Indeed, that seems to be a constant part of paper writing: A portion of what you have made up has been done by others the same way before. In my opinion, this is often because it is simply impossible to always know all details of previous work (that is by no means always "related" to your own work in its overall topic) by heart, and because it is often more straightforward to just do something oneself rather than dive into the literature that may or may not contain something vaguely similar.

Sometimes, it gets apparent even only afterwards that an aspect of one's work is non-obvious enough to be mentioned elsewhere.

In the end, it is simply a question of benefits vs. drawbacks:

Drawbacks

  • You do attribute your own work to someone else. Thereby, even though you may have spent some energy to develop or define something, you
    • falsely pretend to have relied on someone else's work
    • misrepresent the effort you may have invested for your work

Benefits

  • You secure yourself against claims of plagiarism. While you cannot possibly copy anything you do not know, the suspicion that you did actually know some previous work but failed to mention them can arise when certain of your ideas resemble those mentioned in other papers. As such, it is less cumbersome if you just pretend you are replicating someone else's work.

--- TO BE DONE ---
1. In the excerpt on paper writing, condense the paragraph beginning "Indeed, that seems to be a constant part of paper writing" into a shorter version that keeps its main points.
2. Carry on the excerpt on paper writing from its last sentence.

--- DATASET CONTENT ---
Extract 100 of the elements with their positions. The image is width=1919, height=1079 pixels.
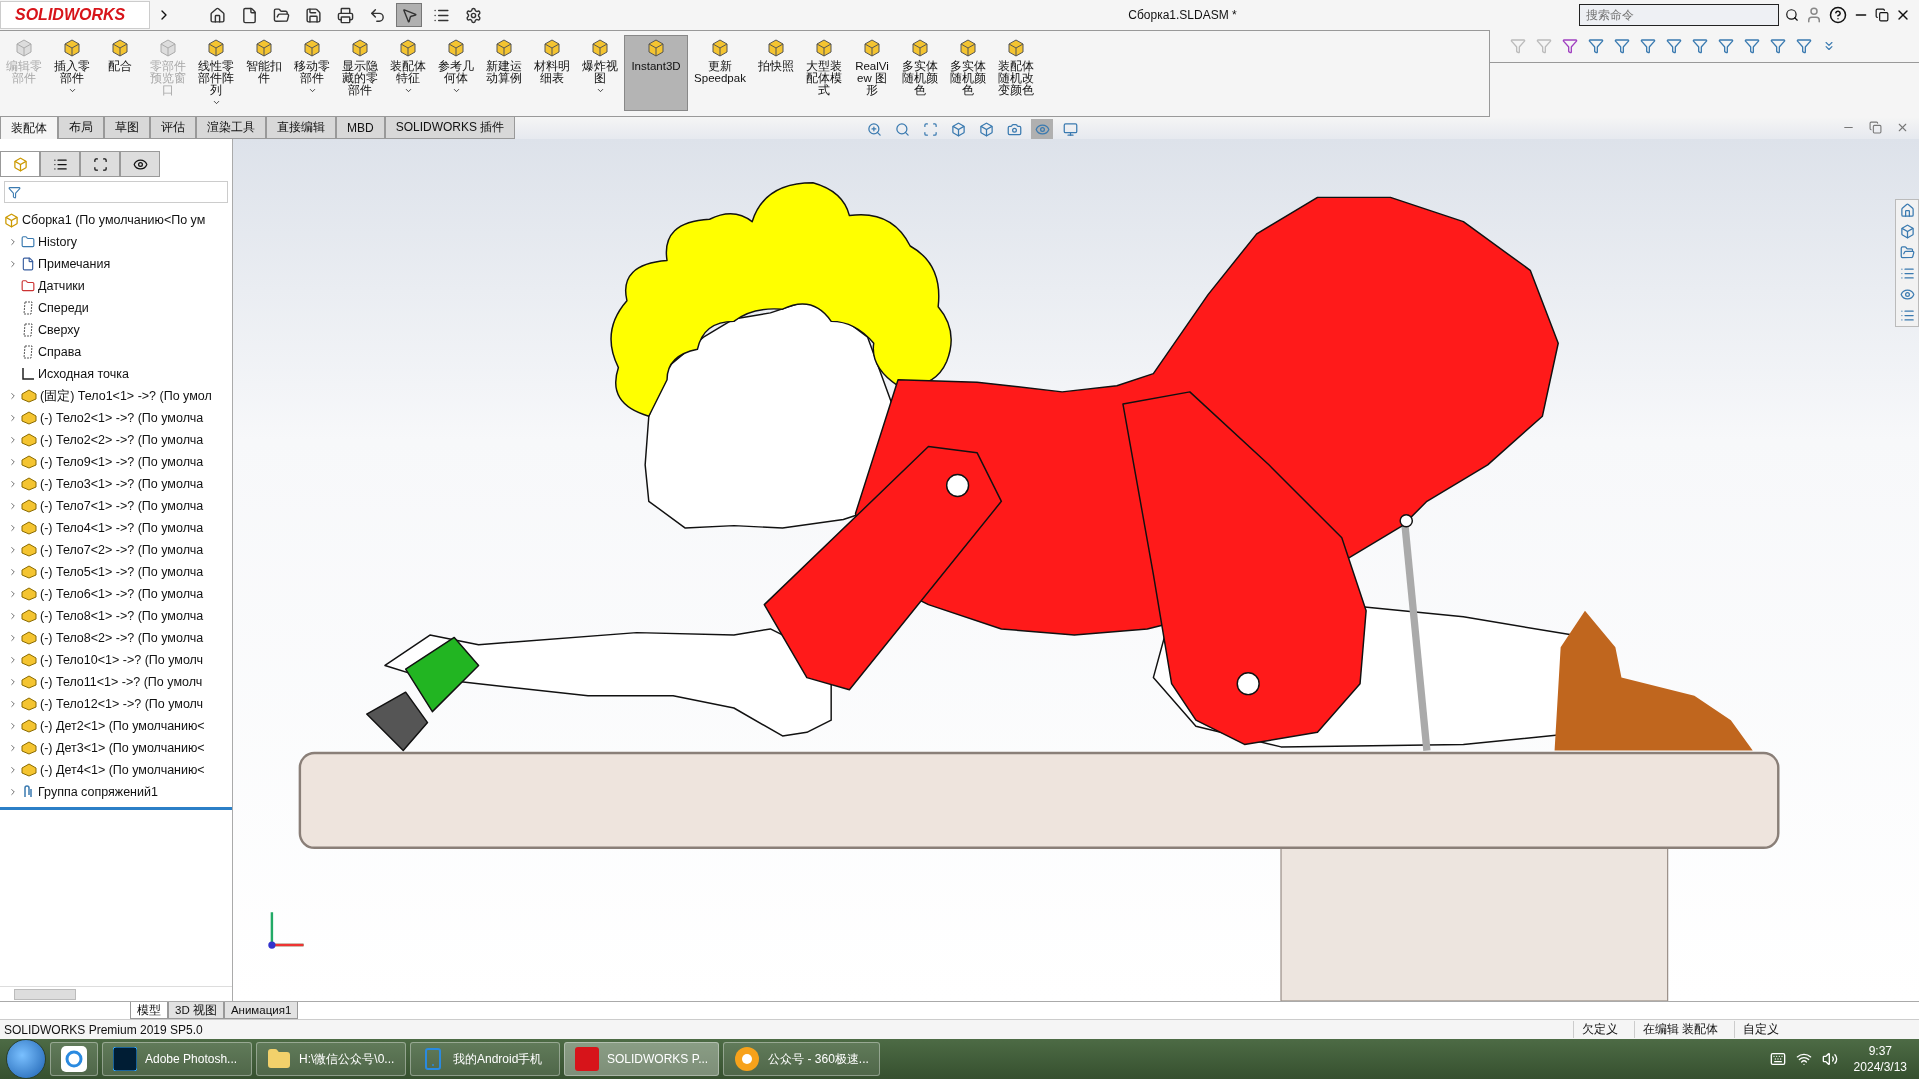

--- OUTPUTS IN ORDER ---
1. Paper writing regularly involves finding that part of what you devised was done the same way by others before. This often happens because no one can know every detail of earlier work, especially work outside one's own topic, and because doing something oneself is often simpler than searching the literature for something that may or may not be similar.

2.
  • Usually, the statements subject to this phenomenon do not nearly seem complex enough to warrant the mention as a contribution. Hence, you do not lose much by not mentioning you were the actual source for a specific aspect of your work.
  • Citing in such situations strengthens your work. While the contribution of the cited aspects would be minor, showing that you build your actual contributions on top of proven practices makes your actual core contribution more convincing.

In particular, the last point is a major benefit compared to the drawback. This is reflected in your observation that some are

changing the original text if necessary

Given that the original ideas are not a significant contribution that needs to be promoted, anyway, replacing them with a possibly better method that is truly taken from another source is fully reasonable and can help to further improve the overall document.

EDIT: To put this answer in relation to jakebeal's answer: I mainly interpreted the question to refer to the "third branch of possibilities":

  • They are writing down original text that they think is novel. Only later, they realize or find out others have done the same (possibly, in a completely different field or context, or with a completely different terminology, so finding the other work is likely a result of pure chance rather than an expected event).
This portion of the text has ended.